Gather every line of the entries that includes the word "März".
◇ ◇ ◇ ◇ ◇
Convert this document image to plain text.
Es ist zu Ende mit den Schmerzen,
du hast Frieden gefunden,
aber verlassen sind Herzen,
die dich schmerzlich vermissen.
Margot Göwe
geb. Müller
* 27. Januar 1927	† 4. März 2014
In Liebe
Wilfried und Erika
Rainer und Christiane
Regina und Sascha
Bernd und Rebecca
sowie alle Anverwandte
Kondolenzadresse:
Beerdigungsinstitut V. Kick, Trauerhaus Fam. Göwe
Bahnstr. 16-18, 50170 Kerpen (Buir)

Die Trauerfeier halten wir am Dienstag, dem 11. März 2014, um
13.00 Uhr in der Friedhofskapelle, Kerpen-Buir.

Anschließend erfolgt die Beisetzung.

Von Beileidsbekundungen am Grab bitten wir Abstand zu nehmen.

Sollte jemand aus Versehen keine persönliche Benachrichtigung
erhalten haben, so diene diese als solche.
◇ ◇ ◇ ◇ ◇
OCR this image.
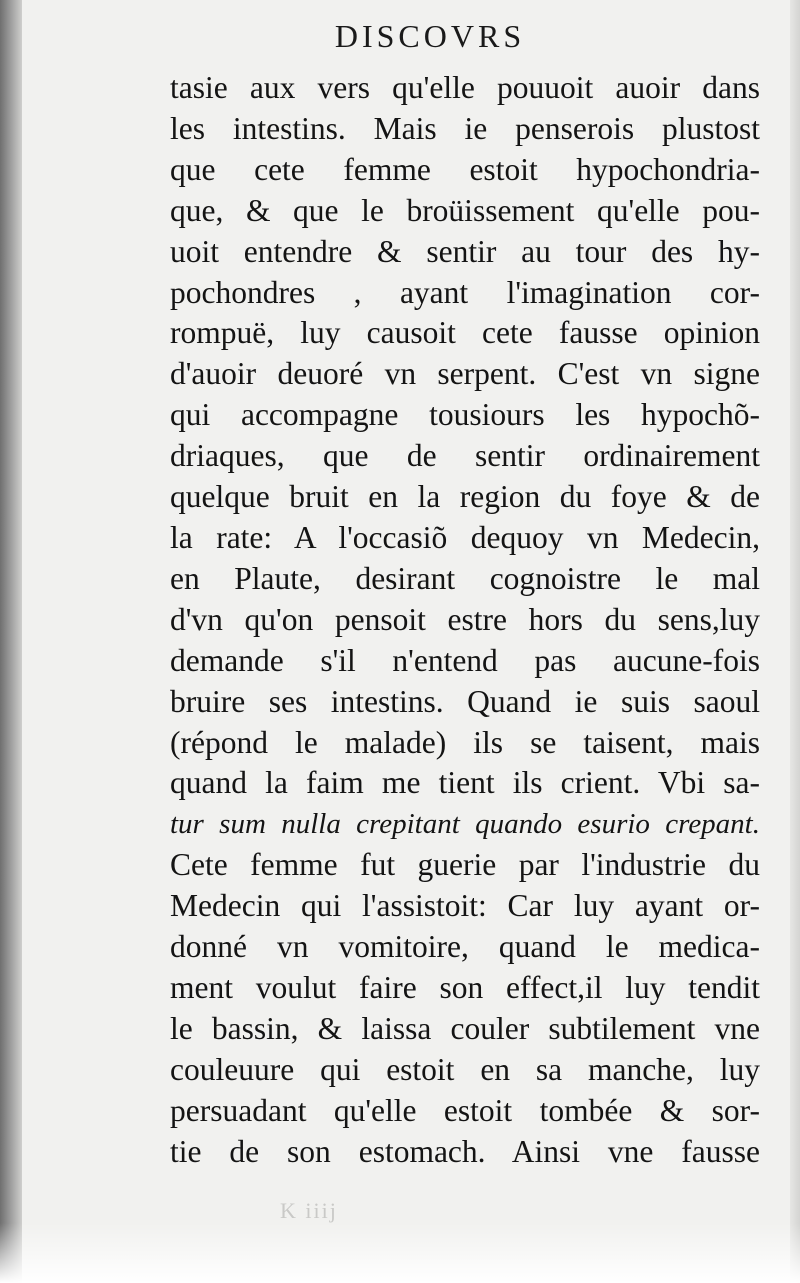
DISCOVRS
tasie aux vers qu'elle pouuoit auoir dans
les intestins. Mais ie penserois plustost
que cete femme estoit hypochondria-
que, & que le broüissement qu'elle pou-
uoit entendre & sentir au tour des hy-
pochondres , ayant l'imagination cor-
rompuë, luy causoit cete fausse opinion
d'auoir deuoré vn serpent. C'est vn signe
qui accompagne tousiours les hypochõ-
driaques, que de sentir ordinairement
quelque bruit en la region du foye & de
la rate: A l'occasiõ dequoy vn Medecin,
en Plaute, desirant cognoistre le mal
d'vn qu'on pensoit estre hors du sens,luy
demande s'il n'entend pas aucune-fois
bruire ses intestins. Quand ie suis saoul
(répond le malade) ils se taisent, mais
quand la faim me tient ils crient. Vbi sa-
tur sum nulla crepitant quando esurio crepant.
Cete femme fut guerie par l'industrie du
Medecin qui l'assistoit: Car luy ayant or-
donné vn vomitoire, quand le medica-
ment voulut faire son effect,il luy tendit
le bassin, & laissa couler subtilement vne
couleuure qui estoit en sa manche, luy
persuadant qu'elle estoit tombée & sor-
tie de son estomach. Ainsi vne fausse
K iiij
◇ ◇ ◇ ◇ ◇
◆ TASK RESULT
* 27. Januar 1927	† 4. März 2014
Die Trauerfeier halten wir am Dienstag, dem 11. März 2014, um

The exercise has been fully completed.